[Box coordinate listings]
<<<<

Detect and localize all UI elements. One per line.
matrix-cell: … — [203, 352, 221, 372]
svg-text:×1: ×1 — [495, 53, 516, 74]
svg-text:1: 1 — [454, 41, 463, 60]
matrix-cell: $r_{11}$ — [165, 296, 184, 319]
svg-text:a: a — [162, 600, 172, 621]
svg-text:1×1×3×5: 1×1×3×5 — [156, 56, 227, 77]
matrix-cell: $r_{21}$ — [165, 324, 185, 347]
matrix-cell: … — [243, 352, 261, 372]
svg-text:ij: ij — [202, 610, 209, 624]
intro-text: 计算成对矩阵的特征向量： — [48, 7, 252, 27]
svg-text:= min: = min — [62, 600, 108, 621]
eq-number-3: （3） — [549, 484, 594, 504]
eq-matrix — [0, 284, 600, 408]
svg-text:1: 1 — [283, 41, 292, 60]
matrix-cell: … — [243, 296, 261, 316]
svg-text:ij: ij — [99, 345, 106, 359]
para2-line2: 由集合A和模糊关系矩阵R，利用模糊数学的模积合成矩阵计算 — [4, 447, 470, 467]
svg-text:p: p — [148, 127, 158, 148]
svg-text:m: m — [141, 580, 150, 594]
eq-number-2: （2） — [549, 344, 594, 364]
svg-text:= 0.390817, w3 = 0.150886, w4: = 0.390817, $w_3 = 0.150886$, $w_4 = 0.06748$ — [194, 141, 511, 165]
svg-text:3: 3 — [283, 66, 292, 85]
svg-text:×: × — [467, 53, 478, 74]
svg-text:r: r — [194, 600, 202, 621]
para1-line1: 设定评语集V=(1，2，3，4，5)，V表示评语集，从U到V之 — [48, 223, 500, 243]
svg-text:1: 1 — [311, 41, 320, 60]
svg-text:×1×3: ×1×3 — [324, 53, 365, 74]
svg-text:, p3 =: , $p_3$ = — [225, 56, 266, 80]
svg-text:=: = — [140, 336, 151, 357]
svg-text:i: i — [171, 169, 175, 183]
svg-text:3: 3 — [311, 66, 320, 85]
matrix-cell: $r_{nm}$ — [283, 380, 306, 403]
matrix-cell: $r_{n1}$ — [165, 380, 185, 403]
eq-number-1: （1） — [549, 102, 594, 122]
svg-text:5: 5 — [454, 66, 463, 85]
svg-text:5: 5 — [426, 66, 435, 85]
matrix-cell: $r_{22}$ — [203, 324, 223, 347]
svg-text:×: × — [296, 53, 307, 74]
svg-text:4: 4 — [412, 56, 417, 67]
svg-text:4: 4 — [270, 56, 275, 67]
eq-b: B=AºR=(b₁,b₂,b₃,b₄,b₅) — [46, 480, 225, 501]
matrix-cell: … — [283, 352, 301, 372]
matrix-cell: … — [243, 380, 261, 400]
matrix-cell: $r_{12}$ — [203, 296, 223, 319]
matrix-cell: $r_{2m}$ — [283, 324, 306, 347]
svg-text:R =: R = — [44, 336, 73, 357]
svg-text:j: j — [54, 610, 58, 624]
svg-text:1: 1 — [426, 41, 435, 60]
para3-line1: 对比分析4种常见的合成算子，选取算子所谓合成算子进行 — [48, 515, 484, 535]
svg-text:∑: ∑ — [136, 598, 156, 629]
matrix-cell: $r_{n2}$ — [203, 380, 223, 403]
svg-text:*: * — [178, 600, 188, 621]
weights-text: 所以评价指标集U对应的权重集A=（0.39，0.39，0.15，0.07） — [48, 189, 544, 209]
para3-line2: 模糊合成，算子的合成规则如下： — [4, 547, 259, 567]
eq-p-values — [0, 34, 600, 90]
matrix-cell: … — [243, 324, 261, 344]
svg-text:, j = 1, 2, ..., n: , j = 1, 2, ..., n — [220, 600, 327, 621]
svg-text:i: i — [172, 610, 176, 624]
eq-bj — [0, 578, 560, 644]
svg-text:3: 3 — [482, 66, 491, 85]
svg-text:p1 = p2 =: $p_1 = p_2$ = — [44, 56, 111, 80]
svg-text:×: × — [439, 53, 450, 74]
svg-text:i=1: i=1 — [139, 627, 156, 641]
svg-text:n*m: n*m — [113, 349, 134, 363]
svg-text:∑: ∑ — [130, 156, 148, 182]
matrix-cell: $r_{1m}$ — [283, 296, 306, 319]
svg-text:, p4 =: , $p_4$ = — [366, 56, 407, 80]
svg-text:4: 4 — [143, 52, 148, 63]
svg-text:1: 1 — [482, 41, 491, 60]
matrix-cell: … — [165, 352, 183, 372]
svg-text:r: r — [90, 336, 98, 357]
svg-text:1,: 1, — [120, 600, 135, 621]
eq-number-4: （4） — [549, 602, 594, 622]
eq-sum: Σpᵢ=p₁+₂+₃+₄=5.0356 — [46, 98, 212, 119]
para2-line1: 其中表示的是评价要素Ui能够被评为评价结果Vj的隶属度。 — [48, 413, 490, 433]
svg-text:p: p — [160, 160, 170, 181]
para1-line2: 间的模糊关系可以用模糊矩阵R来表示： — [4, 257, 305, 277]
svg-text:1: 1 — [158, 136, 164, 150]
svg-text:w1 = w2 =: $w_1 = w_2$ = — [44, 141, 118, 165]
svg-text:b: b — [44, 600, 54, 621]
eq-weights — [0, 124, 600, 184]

>>>>

▶ _Exercise prompt_
Count the lines in the entries above that contain the string "number". Reply with the total only.

▶ _Exercise solution_
4